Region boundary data
• • • • • • •

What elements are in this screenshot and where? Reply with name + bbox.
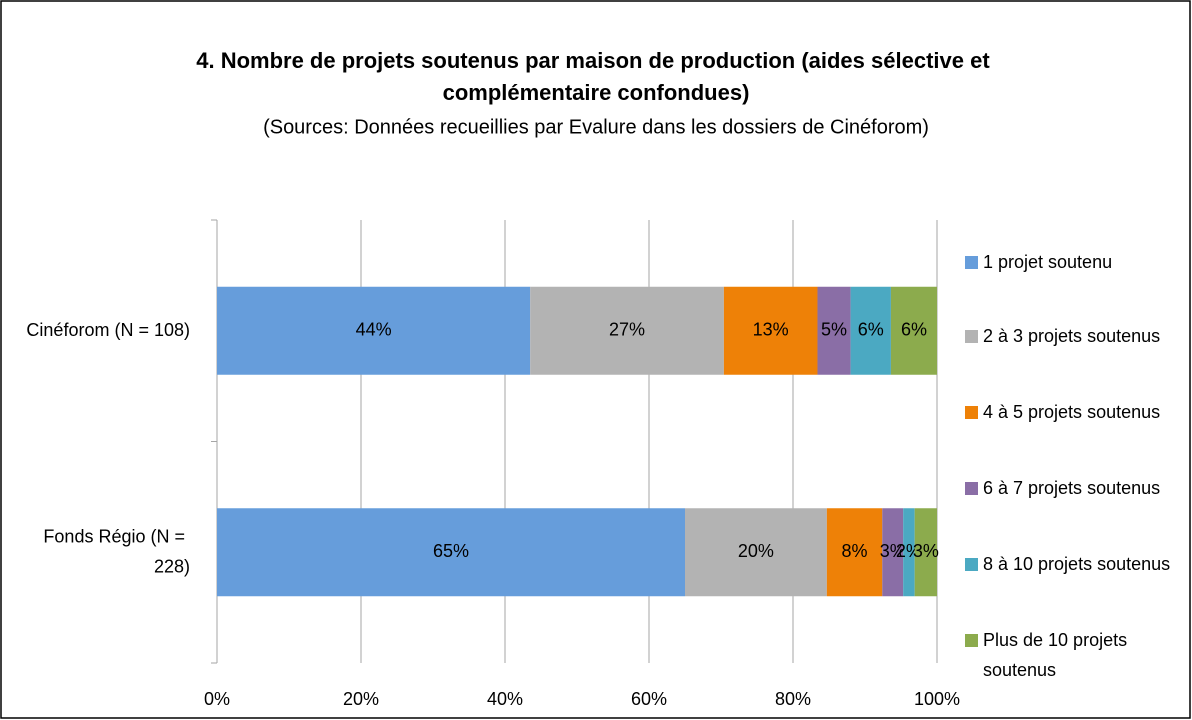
data-label: 3% (880, 541, 906, 561)
x-tick-label: 20% (343, 689, 379, 709)
legend-label: 4 à 5 projets soutenus (983, 402, 1160, 422)
legend-swatch (965, 406, 978, 419)
data-label: 27% (609, 320, 645, 340)
bar-segment (685, 508, 827, 597)
bar-segment (890, 286, 937, 375)
data-label: 6% (858, 320, 884, 340)
bar-segment (850, 286, 891, 375)
data-label: 65% (433, 541, 469, 561)
bar-segment (217, 508, 685, 597)
legend-swatch (965, 634, 978, 647)
bar-segment (882, 508, 904, 597)
bar-segment (723, 286, 818, 375)
x-tick-label: 100% (914, 689, 960, 709)
data-label: 5% (821, 320, 847, 340)
x-tick-label: 60% (631, 689, 667, 709)
bar-segment (914, 508, 937, 597)
legend-label: 1 projet soutenu (983, 252, 1112, 272)
bar-segment (817, 286, 851, 375)
chart-title: 4. Nombre de projets soutenus par maison… (196, 48, 996, 105)
bar-segment (903, 508, 915, 597)
legend-label: 6 à 7 projets soutenus (983, 478, 1160, 498)
bar-segment (217, 286, 531, 375)
legend-swatch (965, 482, 978, 495)
data-label: 3% (913, 541, 939, 561)
y-tick-label: Fonds Régio (N = 228) (43, 526, 190, 576)
legend-swatch (965, 558, 978, 571)
legend-label: Plus de 10 projets soutenus (983, 630, 1132, 680)
data-label: 44% (356, 320, 392, 340)
data-label: 13% (753, 320, 789, 340)
chart-subtitle: (Sources: Données recueillies par Evalur… (263, 116, 929, 138)
bar-segment (826, 508, 883, 597)
legend-label: 8 à 10 projets soutenus (983, 554, 1170, 574)
x-tick-label: 40% (487, 689, 523, 709)
data-label: 8% (842, 541, 868, 561)
data-label: 20% (738, 541, 774, 561)
x-tick-label: 0% (204, 689, 230, 709)
x-tick-label: 80% (775, 689, 811, 709)
y-tick-label: Cinéforom (N = 108) (26, 320, 190, 340)
bar-segment (530, 286, 724, 375)
data-label: 6% (901, 320, 927, 340)
legend-swatch (965, 256, 978, 269)
legend-swatch (965, 330, 978, 343)
legend-label: 2 à 3 projets soutenus (983, 326, 1160, 346)
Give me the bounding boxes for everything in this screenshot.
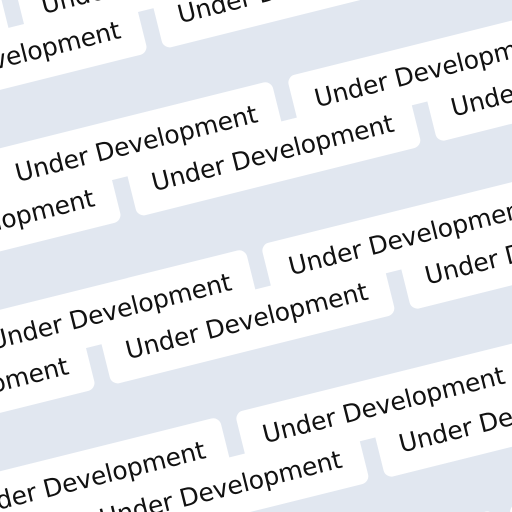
under-development-label: Under Development — [0, 332, 97, 460]
under-development-label: Under Development — [149, 0, 448, 49]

• • • • • • •

* **Task description**:
Reproduce every line of the entries above word for word, omitting the pictures.

* **The reply**:
What elements are in this screenshot and where? Reply with name + bbox.
data-label: 3% (880, 541, 906, 561)
x-tick-label: 20% (343, 689, 379, 709)
legend-label: 4 à 5 projets soutenus (983, 402, 1160, 422)
legend-swatch (965, 406, 978, 419)
data-label: 27% (609, 320, 645, 340)
bar-segment (685, 508, 827, 597)
bar-segment (890, 286, 937, 375)
data-label: 6% (858, 320, 884, 340)
bar-segment (850, 286, 891, 375)
data-label: 65% (433, 541, 469, 561)
bar-segment (217, 508, 685, 597)
legend-swatch (965, 634, 978, 647)
bar-segment (882, 508, 904, 597)
bar-segment (723, 286, 818, 375)
x-tick-label: 100% (914, 689, 960, 709)
data-label: 5% (821, 320, 847, 340)
x-tick-label: 60% (631, 689, 667, 709)
bar-segment (914, 508, 937, 597)
legend-label: 1 projet soutenu (983, 252, 1112, 272)
bar-segment (817, 286, 851, 375)
chart-title: 4. Nombre de projets soutenus par maison… (196, 48, 996, 105)
bar-segment (903, 508, 915, 597)
legend-label: 6 à 7 projets soutenus (983, 478, 1160, 498)
bar-segment (217, 286, 531, 375)
legend-swatch (965, 482, 978, 495)
data-label: 3% (913, 541, 939, 561)
y-tick-label: Fonds Régio (N = 228) (43, 526, 190, 576)
legend-swatch (965, 558, 978, 571)
legend-label: Plus de 10 projets soutenus (983, 630, 1132, 680)
data-label: 44% (356, 320, 392, 340)
data-label: 13% (753, 320, 789, 340)
chart-subtitle: (Sources: Données recueillies par Evalur… (263, 116, 929, 138)
bar-segment (826, 508, 883, 597)
legend-label: 8 à 10 projets soutenus (983, 554, 1170, 574)
x-tick-label: 40% (487, 689, 523, 709)
data-label: 8% (842, 541, 868, 561)
data-label: 20% (738, 541, 774, 561)
x-tick-label: 0% (204, 689, 230, 709)
x-tick-label: 80% (775, 689, 811, 709)
y-tick-label: Cinéforom (N = 108) (26, 320, 190, 340)
bar-segment (530, 286, 724, 375)
data-label: 6% (901, 320, 927, 340)
legend-swatch (965, 256, 978, 269)
legend-swatch (965, 330, 978, 343)
legend-label: 2 à 3 projets soutenus (983, 326, 1160, 346)
Give me the bounding boxes for everything in this screenshot.
under-development-label: Under Development — [0, 332, 97, 460]
under-development-label: Under Development — [149, 0, 448, 49]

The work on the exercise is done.